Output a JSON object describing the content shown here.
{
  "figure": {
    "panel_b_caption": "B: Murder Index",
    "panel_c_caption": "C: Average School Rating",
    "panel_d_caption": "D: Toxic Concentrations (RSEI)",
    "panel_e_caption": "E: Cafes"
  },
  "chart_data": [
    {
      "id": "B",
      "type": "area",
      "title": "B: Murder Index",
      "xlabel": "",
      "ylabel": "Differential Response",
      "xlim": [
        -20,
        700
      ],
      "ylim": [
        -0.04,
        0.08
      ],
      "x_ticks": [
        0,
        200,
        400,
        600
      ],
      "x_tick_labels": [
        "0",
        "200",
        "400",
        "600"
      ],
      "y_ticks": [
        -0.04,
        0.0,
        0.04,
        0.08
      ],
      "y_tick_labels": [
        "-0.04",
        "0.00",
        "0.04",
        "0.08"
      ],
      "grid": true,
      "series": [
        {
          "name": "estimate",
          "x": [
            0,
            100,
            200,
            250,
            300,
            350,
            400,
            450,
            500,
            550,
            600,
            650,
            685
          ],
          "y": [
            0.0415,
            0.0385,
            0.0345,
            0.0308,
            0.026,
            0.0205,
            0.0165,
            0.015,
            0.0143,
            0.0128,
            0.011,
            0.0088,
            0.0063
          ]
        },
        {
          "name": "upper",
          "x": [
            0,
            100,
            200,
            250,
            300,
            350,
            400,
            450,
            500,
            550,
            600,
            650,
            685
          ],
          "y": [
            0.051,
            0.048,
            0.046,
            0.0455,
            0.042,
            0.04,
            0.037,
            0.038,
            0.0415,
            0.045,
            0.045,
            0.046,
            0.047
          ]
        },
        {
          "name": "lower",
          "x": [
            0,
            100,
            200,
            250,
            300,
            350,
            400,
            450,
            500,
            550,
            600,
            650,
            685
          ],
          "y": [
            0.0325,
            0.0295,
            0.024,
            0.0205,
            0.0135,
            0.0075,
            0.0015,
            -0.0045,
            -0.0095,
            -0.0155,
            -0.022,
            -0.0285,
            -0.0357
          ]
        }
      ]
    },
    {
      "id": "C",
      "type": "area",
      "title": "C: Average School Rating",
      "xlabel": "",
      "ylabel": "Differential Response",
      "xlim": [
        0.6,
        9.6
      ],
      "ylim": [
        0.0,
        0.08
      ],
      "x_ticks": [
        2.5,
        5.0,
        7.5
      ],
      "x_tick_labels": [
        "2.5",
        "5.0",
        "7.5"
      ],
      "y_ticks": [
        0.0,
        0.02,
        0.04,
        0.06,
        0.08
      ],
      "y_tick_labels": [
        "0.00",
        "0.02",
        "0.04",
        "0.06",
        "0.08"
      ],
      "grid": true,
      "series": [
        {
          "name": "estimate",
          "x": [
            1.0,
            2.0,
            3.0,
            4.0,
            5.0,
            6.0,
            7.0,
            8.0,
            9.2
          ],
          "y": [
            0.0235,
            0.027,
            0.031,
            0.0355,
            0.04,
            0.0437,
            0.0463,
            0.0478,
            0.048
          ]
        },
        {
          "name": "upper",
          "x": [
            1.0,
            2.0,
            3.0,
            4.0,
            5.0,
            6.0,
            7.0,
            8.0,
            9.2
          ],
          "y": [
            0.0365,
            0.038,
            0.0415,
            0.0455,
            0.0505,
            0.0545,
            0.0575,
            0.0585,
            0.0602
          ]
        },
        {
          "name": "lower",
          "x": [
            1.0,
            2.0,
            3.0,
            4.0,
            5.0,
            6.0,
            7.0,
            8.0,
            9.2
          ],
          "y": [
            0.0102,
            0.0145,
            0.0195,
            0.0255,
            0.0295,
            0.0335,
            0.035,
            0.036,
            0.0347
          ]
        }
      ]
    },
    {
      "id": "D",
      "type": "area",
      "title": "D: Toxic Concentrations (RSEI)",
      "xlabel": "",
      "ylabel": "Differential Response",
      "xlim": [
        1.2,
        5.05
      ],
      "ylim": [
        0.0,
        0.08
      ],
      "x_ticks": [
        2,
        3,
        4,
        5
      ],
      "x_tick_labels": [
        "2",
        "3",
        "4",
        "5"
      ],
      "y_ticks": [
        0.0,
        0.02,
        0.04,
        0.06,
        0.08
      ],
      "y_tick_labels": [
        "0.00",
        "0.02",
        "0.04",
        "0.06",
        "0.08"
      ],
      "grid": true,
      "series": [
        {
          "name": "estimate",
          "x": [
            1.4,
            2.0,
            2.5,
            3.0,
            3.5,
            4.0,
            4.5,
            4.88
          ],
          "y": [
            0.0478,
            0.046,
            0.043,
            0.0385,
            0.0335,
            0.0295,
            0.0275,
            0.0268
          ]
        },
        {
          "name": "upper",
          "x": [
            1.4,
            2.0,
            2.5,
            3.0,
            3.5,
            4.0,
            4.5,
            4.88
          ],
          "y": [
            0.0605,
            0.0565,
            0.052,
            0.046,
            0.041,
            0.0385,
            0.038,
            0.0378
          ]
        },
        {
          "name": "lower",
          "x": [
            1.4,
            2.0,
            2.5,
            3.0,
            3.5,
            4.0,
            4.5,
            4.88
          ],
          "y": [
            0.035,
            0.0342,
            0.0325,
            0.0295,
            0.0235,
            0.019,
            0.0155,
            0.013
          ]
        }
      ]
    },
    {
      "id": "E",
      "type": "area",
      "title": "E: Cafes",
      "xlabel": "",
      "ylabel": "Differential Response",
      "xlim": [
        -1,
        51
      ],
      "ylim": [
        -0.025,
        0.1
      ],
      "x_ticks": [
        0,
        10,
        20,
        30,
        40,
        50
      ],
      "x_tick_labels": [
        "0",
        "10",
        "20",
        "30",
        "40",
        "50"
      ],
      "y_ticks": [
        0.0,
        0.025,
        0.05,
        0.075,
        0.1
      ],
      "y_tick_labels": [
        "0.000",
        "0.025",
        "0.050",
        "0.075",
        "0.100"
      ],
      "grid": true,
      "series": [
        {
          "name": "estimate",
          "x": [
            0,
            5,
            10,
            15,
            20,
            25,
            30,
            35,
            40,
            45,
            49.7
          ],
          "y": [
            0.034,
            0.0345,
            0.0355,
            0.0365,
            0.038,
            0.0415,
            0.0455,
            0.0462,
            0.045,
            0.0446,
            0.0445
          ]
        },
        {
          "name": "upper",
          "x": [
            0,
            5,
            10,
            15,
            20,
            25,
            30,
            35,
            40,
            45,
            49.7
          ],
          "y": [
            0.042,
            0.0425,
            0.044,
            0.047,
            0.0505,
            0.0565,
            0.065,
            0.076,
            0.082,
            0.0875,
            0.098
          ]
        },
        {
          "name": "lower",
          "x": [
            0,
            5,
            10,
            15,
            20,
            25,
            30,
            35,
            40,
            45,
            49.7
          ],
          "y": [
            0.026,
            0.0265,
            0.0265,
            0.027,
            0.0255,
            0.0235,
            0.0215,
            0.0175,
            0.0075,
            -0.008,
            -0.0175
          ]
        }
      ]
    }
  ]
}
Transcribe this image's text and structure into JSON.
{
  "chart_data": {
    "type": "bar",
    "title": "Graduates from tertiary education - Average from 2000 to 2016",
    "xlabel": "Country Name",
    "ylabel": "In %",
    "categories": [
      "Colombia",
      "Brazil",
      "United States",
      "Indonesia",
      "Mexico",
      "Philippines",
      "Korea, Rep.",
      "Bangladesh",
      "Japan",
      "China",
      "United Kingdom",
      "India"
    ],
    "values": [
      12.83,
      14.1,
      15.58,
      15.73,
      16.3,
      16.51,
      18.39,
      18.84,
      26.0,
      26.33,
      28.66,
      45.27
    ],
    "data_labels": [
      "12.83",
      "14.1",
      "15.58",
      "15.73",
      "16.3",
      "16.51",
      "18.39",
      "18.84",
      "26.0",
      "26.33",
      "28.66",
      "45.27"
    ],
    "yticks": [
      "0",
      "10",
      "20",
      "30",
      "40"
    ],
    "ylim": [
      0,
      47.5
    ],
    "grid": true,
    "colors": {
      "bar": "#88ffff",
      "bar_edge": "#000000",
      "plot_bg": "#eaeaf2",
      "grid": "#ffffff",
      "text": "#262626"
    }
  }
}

☆ ☆ ☆ ☆ ☆

Every line of the records that includes the word "Cafes" should be gathered.

- **WORKED SOLUTION**:
    "panel_e_caption": "E: Cafes"
      "title": "E: Cafes",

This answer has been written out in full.